**Directive:**
Leave out the images; return the rest of the data exactly.

---------- Provided data

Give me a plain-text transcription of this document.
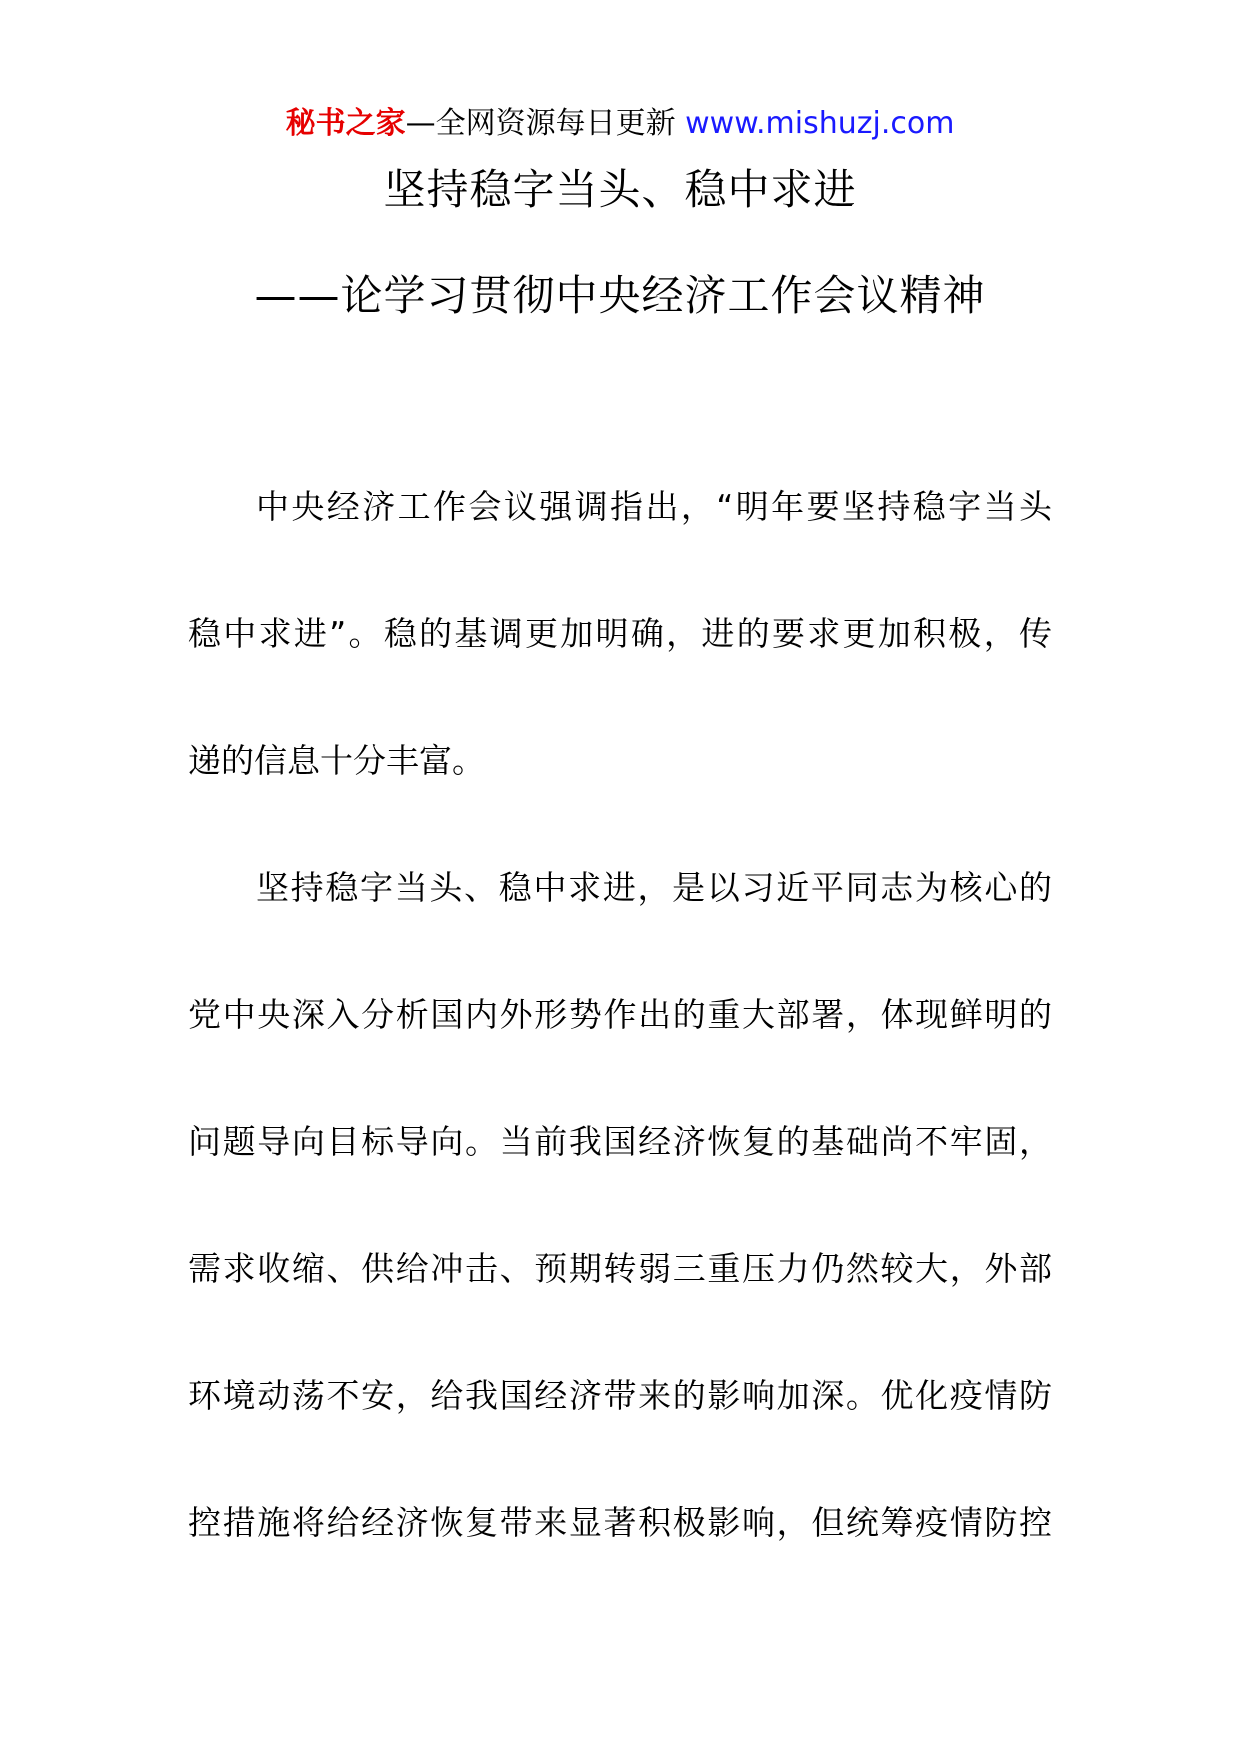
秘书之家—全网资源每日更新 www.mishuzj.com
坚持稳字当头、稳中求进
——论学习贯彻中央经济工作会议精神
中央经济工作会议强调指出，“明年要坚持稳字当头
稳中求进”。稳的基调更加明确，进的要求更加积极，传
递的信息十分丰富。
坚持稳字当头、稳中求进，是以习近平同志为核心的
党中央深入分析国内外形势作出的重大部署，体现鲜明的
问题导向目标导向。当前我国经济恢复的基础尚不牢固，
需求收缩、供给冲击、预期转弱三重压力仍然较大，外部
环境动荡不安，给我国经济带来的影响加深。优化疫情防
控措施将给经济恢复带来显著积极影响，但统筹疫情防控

--------------------

**Result for this exercise:**
Give me a plain-text transcription of this document.
秘书之家—全网资源每日更新 www.mishuzj.com
坚持稳字当头、稳中求进
——论学习贯彻中央经济工作会议精神
中央经济工作会议强调指出，“明年要坚持稳字当头
稳中求进”。稳的基调更加明确，进的要求更加积极，传
递的信息十分丰富。
坚持稳字当头、稳中求进，是以习近平同志为核心的
党中央深入分析国内外形势作出的重大部署，体现鲜明的
问题导向目标导向。当前我国经济恢复的基础尚不牢固，
需求收缩、供给冲击、预期转弱三重压力仍然较大，外部
环境动荡不安，给我国经济带来的影响加深。优化疫情防
控措施将给经济恢复带来显著积极影响，但统筹疫情防控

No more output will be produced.